• AIM OF THE EXERCISE
Print every line of the entries below verbatim, with no changes.
^^^^^^^^
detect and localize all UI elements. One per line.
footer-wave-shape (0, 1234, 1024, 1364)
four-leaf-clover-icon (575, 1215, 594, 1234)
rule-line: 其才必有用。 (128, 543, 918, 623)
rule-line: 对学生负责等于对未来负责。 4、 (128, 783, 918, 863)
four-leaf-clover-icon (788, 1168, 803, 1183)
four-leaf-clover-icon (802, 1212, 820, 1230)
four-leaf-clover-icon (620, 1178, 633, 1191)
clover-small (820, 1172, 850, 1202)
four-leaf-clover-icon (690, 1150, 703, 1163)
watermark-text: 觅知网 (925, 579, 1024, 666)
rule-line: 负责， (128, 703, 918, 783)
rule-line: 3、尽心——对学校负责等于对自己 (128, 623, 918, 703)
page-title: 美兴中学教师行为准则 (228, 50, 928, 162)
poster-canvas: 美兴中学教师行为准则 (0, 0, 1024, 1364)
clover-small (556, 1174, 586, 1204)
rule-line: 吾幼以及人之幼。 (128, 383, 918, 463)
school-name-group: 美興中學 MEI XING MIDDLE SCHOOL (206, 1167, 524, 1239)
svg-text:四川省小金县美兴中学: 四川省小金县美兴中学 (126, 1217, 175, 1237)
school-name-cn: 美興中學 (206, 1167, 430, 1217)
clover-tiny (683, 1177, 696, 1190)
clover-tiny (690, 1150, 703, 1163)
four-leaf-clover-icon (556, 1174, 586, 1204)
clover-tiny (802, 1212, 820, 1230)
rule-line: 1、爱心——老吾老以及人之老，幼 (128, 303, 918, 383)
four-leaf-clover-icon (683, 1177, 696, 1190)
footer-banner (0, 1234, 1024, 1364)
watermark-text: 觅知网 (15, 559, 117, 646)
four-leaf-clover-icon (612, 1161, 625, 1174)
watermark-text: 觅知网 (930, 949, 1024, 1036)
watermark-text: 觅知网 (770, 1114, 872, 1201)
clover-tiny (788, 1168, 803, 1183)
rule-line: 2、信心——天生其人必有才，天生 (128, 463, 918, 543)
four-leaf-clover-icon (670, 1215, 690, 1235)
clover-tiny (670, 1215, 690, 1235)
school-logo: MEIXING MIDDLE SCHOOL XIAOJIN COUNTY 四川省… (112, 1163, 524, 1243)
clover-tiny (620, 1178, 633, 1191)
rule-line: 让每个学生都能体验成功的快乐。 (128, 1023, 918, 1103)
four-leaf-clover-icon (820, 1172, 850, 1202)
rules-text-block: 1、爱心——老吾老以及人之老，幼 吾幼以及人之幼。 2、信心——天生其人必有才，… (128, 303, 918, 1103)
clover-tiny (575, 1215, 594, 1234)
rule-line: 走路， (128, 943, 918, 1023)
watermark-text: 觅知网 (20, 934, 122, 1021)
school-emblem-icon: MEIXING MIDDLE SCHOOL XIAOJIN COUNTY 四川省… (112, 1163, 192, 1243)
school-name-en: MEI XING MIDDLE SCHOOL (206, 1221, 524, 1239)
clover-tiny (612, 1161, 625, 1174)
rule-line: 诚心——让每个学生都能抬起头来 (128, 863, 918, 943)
^^^^^^^^
• EXERCISE SOLUTION
detect and localize all UI elements. One per line.
footer-wave-shape (0, 1234, 1024, 1364)
four-leaf-clover-icon (575, 1215, 594, 1234)
rule-line: 其才必有用。 (128, 543, 918, 623)
rule-line: 对学生负责等于对未来负责。 4、 (128, 783, 918, 863)
four-leaf-clover-icon (788, 1168, 803, 1183)
four-leaf-clover-icon (802, 1212, 820, 1230)
four-leaf-clover-icon (620, 1178, 633, 1191)
clover-small (820, 1172, 850, 1202)
four-leaf-clover-icon (690, 1150, 703, 1163)
watermark-text: 觅知网 (925, 579, 1024, 666)
rule-line: 负责， (128, 703, 918, 783)
rule-line: 3、尽心——对学校负责等于对自己 (128, 623, 918, 703)
page-title: 美兴中学教师行为准则 (228, 50, 928, 162)
poster-canvas: 美兴中学教师行为准则 (0, 0, 1024, 1364)
clover-small (556, 1174, 586, 1204)
rule-line: 吾幼以及人之幼。 (128, 383, 918, 463)
school-name-group: 美興中學 MEI XING MIDDLE SCHOOL (206, 1167, 524, 1239)
svg-text:四川省小金县美兴中学: 四川省小金县美兴中学 (126, 1217, 175, 1237)
school-name-cn: 美興中學 (206, 1167, 430, 1217)
clover-tiny (683, 1177, 696, 1190)
clover-tiny (690, 1150, 703, 1163)
four-leaf-clover-icon (556, 1174, 586, 1204)
clover-tiny (802, 1212, 820, 1230)
rule-line: 1、爱心——老吾老以及人之老，幼 (128, 303, 918, 383)
four-leaf-clover-icon (683, 1177, 696, 1190)
footer-banner (0, 1234, 1024, 1364)
watermark-text: 觅知网 (15, 559, 117, 646)
four-leaf-clover-icon (612, 1161, 625, 1174)
watermark-text: 觅知网 (930, 949, 1024, 1036)
watermark-text: 觅知网 (770, 1114, 872, 1201)
clover-tiny (788, 1168, 803, 1183)
rule-line: 2、信心——天生其人必有才，天生 (128, 463, 918, 543)
four-leaf-clover-icon (670, 1215, 690, 1235)
clover-tiny (670, 1215, 690, 1235)
school-logo: MEIXING MIDDLE SCHOOL XIAOJIN COUNTY 四川省… (112, 1163, 524, 1243)
clover-tiny (620, 1178, 633, 1191)
rule-line: 让每个学生都能体验成功的快乐。 (128, 1023, 918, 1103)
four-leaf-clover-icon (820, 1172, 850, 1202)
rules-text-block: 1、爱心——老吾老以及人之老，幼 吾幼以及人之幼。 2、信心——天生其人必有才，… (128, 303, 918, 1103)
clover-tiny (575, 1215, 594, 1234)
rule-line: 走路， (128, 943, 918, 1023)
watermark-text: 觅知网 (20, 934, 122, 1021)
school-emblem-icon: MEIXING MIDDLE SCHOOL XIAOJIN COUNTY 四川省… (112, 1163, 192, 1243)
school-name-en: MEI XING MIDDLE SCHOOL (206, 1221, 524, 1239)
clover-tiny (612, 1161, 625, 1174)
rule-line: 诚心——让每个学生都能抬起头来 (128, 863, 918, 943)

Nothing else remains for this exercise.